Your instructions: Exact reproduction is required for all entries.

━━━ Listed entries ━━━

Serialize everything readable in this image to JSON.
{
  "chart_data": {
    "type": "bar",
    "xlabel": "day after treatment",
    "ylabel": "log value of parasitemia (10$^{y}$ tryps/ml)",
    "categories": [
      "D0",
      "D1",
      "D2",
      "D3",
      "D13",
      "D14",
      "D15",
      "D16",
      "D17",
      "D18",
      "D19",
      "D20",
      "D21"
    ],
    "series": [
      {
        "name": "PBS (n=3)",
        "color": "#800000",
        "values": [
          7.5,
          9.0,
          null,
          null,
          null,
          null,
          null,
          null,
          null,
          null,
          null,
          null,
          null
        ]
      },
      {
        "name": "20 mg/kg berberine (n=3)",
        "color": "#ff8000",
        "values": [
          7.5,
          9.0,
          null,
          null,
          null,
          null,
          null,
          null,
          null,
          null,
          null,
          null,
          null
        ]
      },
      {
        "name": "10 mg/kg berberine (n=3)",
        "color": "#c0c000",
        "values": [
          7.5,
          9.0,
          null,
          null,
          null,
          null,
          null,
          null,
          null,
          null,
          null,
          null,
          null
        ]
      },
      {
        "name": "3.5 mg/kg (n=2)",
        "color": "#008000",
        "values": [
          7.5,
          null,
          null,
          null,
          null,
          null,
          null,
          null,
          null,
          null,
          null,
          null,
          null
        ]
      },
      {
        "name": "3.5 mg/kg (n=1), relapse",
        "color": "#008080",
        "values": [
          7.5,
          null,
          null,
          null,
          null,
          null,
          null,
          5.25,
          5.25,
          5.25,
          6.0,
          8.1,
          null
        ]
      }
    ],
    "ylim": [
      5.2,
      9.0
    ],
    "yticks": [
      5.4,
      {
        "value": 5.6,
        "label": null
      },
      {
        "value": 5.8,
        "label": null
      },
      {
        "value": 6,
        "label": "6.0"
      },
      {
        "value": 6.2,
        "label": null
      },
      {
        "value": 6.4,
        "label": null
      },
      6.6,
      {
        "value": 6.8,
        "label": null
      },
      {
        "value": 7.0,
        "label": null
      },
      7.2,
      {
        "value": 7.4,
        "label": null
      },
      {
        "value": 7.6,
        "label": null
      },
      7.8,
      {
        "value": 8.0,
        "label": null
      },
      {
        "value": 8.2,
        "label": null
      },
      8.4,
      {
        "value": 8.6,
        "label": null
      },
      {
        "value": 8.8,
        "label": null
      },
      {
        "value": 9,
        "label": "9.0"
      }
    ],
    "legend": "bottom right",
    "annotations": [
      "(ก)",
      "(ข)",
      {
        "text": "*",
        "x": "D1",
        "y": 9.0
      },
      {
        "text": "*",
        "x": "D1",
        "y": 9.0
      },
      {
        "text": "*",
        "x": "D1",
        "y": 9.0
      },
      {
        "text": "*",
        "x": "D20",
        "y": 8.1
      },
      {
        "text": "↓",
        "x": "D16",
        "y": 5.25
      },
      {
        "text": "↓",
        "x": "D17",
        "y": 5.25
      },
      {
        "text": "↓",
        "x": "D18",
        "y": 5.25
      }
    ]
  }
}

━━━

Right answer:
Serialize everything readable in this image to JSON.
{
  "chart_data": {
    "type": "bar",
    "xlabel": "day after treatment",
    "ylabel": "log value of parasitemia (10$^{y}$ tryps/ml)",
    "categories": [
      "D0",
      "D1",
      "D2",
      "D3",
      "D13",
      "D14",
      "D15",
      "D16",
      "D17",
      "D18",
      "D19",
      "D20",
      "D21"
    ],
    "series": [
      {
        "name": "PBS (n=3)",
        "color": "#800000",
        "values": [
          7.5,
          9.0,
          null,
          null,
          null,
          null,
          null,
          null,
          null,
          null,
          null,
          null,
          null
        ]
      },
      {
        "name": "20 mg/kg berberine (n=3)",
        "color": "#ff8000",
        "values": [
          7.5,
          9.0,
          null,
          null,
          null,
          null,
          null,
          null,
          null,
          null,
          null,
          null,
          null
        ]
      },
      {
        "name": "10 mg/kg berberine (n=3)",
        "color": "#c0c000",
        "values": [
          7.5,
          9.0,
          null,
          null,
          null,
          null,
          null,
          null,
          null,
          null,
          null,
          null,
          null
        ]
      },
      {
        "name": "3.5 mg/kg (n=2)",
        "color": "#008000",
        "values": [
          7.5,
          null,
          null,
          null,
          null,
          null,
          null,
          null,
          null,
          null,
          null,
          null,
          null
        ]
      },
      {
        "name": "3.5 mg/kg (n=1), relapse",
        "color": "#008080",
        "values": [
          7.5,
          null,
          null,
          null,
          null,
          null,
          null,
          5.25,
          5.25,
          5.25,
          6.0,
          8.1,
          null
        ]
      }
    ],
    "ylim": [
      5.2,
      9.0
    ],
    "yticks": [
      5.4,
      {
        "value": 5.6,
        "label": null
      },
      {
        "value": 5.8,
        "label": null
      },
      {
        "value": 6,
        "label": "6.0"
      },
      {
        "value": 6.2,
        "label": null
      },
      {
        "value": 6.4,
        "label": null
      },
      6.6,
      {
        "value": 6.8,
        "label": null
      },
      {
        "value": 7.0,
        "label": null
      },
      7.2,
      {
        "value": 7.4,
        "label": null
      },
      {
        "value": 7.6,
        "label": null
      },
      7.8,
      {
        "value": 8.0,
        "label": null
      },
      {
        "value": 8.2,
        "label": null
      },
      8.4,
      {
        "value": 8.6,
        "label": null
      },
      {
        "value": 8.8,
        "label": null
      },
      {
        "value": 9,
        "label": "9.0"
      }
    ],
    "legend": "bottom right",
    "annotations": [
      "(ก)",
      "(ข)",
      {
        "text": "*",
        "x": "D1",
        "y": 9.0
      },
      {
        "text": "*",
        "x": "D1",
        "y": 9.0
      },
      {
        "text": "*",
        "x": "D1",
        "y": 9.0
      },
      {
        "text": "*",
        "x": "D20",
        "y": 8.1
      },
      {
        "text": "↓",
        "x": "D16",
        "y": 5.25
      },
      {
        "text": "↓",
        "x": "D17",
        "y": 5.25
      },
      {
        "text": "↓",
        "x": "D18",
        "y": 5.25
      }
    ]
  }
}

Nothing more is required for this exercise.